Le processus législatif / Divers

Motion visant à désigner un jour pour la deuxième lecture

Débats, p. 15722-15723

Contexte

Le 24 mai 1988, après un vote par appel nominal sur la motion visant la première lecture du projet de loi C‑130 concernant l’Accord de libre-échange entre le Canada et les États-Unis, M. Nelson Riis (Kamloops—Shuswap) invoque le Règlement au sujet de la désignation d’un jour pour la deuxième lecture d’un projet de loi. M. Riis fait valoir que la question posée à la Chambre par le Président « Quand le projet de loi sera-t-il lu pour la deuxième fois? », à laquelle la Chambre répond généralement « À la prochaine séance de la Chambre. », est une motion sur laquelle la Chambre peut être appelée à se prononcer. Dans une argumentation détaillée où il évoque les pratiques passées, M. Riis prétend également que la motion peut faire l’objet à la fois d’un débat et d’amendements[1]. Après avoir entendu les commentaires d’autres députés[2], le Président rend immédiatement une décision qui est reproduite intégralement ci-dessous.

Décision de la présidence

M. le Président : Je voudrais d’abord expliquer aux députés ce qui s’est passé. Le ministre d’État (M. Doug Lewis) a souligné qu’on a déjà tenu un vote au sujet du projet de loi commercial et qu’il y en a eu deux autres aujourd’hui : l’un sur la présentation du projet de loi et l’autre sur la première lecture.

Durant le premier vote, la présidence a donné le bénéfice du doute à l’opposition afin de maintenir l’ordre à la Chambre et d’assurer l’efficacité de la procédure. J’ai toutefois indiqué qu’il ne s’agissait pas d’un précédent[3].

Le député de Kamloops—Shuswap a soulevé il y a quelques jours une question dont la présidence a pris note. J’ai donc pu l’examiner avec soin. Je dois avouer avec une certaine admiration que les arguments présentés par le député de Kamloops—Shuswap sont solides et ancrés dans l’histoire. Ses propos succincts font honneur au député et facilitent la tâche de ceux qui voudraient y répondre.

Le député de Windsor-Ouest (M. Herb Gray) a ajouté à ces arguments et je lui en sais gré. Bien sûr, j’apprécie également les observations du ministre d’État.

J’ai rédigé quelques notes durant la pause-déjeuner en prévision de la plupart des arguments du député de Kamloops—Shuswap. Je vais m’y reporter par souci de clarté.

Tout d’abord, le député de Kamloops — Shuswap a soulevé une question rarement abordée depuis de très nombreuses années. J’ai examiné attentivement le passage en question dans Bourinot, mais les cas ayant inspiré ce passage remontent à plus de 100 ans, ce que le député de Kamloops — Shuswap a bien précisé[4].

Je dis que la question a rarement été soulevée depuis de très nombreuses années parce que je n’ai trouvé qu’un seul exemple, qui date de quelques années. Je voudrais que le député en prenne note.

◆ Informations extraites
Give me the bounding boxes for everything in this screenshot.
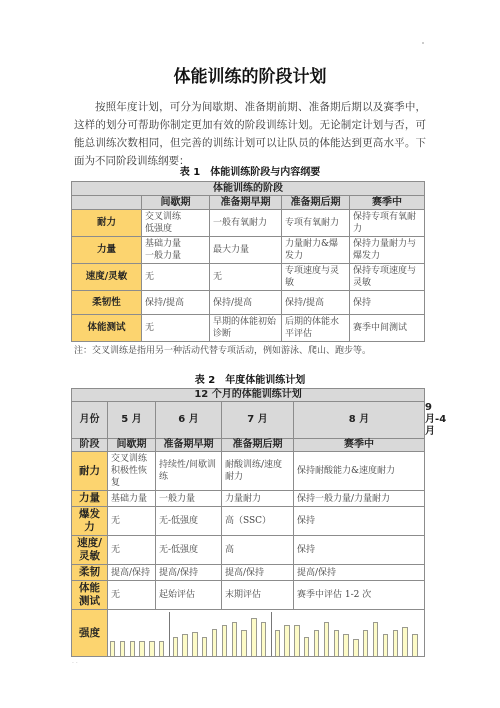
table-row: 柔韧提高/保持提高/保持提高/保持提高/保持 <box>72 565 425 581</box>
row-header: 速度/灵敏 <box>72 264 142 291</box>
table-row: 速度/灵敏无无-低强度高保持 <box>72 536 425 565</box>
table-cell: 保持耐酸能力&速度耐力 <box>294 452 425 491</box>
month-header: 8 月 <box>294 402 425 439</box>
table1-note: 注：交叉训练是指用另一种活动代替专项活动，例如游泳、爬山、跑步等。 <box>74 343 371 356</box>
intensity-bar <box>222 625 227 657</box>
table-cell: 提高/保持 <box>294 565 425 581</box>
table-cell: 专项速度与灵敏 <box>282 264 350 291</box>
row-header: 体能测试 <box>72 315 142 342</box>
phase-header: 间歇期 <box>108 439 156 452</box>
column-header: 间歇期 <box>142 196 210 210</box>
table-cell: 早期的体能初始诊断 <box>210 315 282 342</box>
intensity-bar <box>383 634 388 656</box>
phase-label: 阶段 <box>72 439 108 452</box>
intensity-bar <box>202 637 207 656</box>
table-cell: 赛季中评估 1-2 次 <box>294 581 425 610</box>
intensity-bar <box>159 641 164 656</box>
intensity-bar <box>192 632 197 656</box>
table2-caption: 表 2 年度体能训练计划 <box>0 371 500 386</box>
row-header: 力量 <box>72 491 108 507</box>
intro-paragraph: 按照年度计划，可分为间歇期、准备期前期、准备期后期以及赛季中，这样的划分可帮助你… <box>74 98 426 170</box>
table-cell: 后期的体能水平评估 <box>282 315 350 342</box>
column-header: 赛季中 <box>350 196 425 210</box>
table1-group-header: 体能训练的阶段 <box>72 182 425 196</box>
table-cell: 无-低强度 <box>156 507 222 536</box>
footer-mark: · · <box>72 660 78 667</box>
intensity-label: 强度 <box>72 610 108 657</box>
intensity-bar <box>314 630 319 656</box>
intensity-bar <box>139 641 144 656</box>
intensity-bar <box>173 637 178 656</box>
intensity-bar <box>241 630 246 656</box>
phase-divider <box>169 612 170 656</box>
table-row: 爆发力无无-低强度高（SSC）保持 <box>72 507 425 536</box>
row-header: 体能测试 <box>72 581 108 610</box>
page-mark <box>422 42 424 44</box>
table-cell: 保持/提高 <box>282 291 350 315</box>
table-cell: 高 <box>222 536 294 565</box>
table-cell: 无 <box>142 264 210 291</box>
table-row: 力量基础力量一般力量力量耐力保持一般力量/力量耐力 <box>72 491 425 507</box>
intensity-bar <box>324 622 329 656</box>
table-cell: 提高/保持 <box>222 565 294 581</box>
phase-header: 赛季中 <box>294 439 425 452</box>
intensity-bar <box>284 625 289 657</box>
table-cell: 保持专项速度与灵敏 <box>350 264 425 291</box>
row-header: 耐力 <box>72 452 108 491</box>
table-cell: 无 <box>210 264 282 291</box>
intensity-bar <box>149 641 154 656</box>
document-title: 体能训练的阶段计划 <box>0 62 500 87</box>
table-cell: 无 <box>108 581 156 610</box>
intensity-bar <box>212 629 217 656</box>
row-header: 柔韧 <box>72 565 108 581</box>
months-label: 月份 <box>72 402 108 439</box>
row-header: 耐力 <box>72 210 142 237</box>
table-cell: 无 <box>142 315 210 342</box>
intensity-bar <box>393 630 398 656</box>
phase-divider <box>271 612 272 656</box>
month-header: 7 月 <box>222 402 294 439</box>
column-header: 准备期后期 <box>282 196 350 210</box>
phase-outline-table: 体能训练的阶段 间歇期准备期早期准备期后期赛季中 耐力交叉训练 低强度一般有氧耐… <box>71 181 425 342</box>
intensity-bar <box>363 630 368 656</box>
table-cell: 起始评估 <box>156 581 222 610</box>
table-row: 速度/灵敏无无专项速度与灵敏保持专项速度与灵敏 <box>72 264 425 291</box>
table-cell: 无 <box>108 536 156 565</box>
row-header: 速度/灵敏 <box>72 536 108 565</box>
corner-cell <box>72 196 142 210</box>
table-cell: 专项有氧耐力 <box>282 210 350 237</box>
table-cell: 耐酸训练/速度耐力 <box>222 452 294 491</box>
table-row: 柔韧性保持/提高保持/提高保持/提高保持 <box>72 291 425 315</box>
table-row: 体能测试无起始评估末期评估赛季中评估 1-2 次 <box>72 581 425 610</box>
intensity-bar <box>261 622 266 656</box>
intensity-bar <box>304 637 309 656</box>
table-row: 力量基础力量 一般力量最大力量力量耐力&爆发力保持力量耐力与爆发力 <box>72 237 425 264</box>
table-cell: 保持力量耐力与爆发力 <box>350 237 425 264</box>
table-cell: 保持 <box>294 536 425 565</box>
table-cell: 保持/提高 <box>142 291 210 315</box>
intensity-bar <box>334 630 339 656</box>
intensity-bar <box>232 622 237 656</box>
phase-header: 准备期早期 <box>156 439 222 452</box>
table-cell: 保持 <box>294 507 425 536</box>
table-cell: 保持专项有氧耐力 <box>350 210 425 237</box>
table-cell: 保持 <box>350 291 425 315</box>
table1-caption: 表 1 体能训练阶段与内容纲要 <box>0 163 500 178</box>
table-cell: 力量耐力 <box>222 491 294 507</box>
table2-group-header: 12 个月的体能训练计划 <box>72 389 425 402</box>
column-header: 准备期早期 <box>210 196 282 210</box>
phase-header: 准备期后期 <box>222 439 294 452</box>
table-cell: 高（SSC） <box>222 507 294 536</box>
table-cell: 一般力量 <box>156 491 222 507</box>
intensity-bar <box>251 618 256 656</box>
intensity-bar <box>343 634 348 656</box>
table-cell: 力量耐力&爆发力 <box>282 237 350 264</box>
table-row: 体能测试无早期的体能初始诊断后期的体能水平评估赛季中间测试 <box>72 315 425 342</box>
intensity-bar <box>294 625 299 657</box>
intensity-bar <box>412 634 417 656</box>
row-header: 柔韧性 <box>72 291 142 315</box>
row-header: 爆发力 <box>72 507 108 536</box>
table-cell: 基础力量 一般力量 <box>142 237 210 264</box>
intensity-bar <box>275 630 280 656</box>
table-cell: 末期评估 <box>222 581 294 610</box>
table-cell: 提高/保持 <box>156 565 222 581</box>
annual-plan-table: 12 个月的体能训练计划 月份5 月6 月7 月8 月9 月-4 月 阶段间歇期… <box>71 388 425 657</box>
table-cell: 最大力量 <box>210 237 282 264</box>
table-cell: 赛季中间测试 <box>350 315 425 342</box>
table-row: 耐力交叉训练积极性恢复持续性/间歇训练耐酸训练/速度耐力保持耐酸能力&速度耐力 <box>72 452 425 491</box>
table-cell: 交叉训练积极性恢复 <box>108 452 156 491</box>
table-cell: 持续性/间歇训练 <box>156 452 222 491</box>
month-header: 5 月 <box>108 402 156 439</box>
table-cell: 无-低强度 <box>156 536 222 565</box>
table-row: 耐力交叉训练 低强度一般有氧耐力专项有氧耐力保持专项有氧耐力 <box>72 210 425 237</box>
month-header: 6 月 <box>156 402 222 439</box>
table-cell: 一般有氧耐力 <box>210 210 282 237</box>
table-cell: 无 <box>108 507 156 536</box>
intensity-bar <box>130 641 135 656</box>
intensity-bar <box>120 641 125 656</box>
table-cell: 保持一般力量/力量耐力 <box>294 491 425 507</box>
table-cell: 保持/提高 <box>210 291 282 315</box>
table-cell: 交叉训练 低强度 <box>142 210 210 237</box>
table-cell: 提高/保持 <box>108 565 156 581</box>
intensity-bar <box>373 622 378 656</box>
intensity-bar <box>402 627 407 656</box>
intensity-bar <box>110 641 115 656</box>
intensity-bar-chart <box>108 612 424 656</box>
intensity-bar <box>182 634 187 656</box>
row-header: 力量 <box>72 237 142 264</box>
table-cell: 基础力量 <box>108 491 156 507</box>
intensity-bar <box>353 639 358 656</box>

◆ Consigne A
Traduisez en anglais cette phrase de l'extrait sur la motion de deuxième lecture : « Je dois avouer avec une certaine admiration que les arguments présentés par le député de Kamloops—Shuswap sont solides et ancrés dans l’histoire. »
◆ Consigne B
Poursuivez l'extrait sur la motion de deuxième lecture après sa dernière phrase.

◆ Réponse rédigée A
I must admit, with some admiration, that the arguments presented by the member for Kamloops—Shuswap are sound and rooted in history.

◆ Réponse rédigée B
L’incident s’est produit le 19 janvier 1984, lorsque le Président Francis était au fauteuil. Il répondait à une question soulevée par l’ancien député du Yukon (l’hon. Erik Nielsen). Le Président commente certains arguments du député. Puis il ajoute ce qui suit à propos du commentaire 722 de Beauchesne, et les députés se rappelleront que le point de vue de Beauchesne diffère de celui qui figure dans le commentaire de Bourinot :

Toutefois, la présidence s’est fondée en l’occurrence sur le commentaire 722 de Beauchesne, qui dit ceci :

Voici le texte lu par le Président Francis à l’époque :

Désignation du jour fixé pour la deuxième lecture
Lorsque la Chambre a accepté la première lecture d’un [projet de loi], [le Président] passe aussitôt à l’étape suivante en demandant : « Quand le [projet de loi] sera-t-il lu pour la deuxième fois? » On répond généralement : « À la prochaine séance de la Chambre ». Le [projet de loi] est alors inscrit au Feuilleton, à la place qui lui revient, en vue de la deuxième lecture en temps opportun. ordre est adopté presque invariablement sans voix dissidente. C’est une simple formalité dont l’objet est d’inscrire à l’ordre du jour un [projet de loi] pour deuxième lecture, étape à laquelle la discussion peut avoir lieu de façon plus régulière et plus commode[5].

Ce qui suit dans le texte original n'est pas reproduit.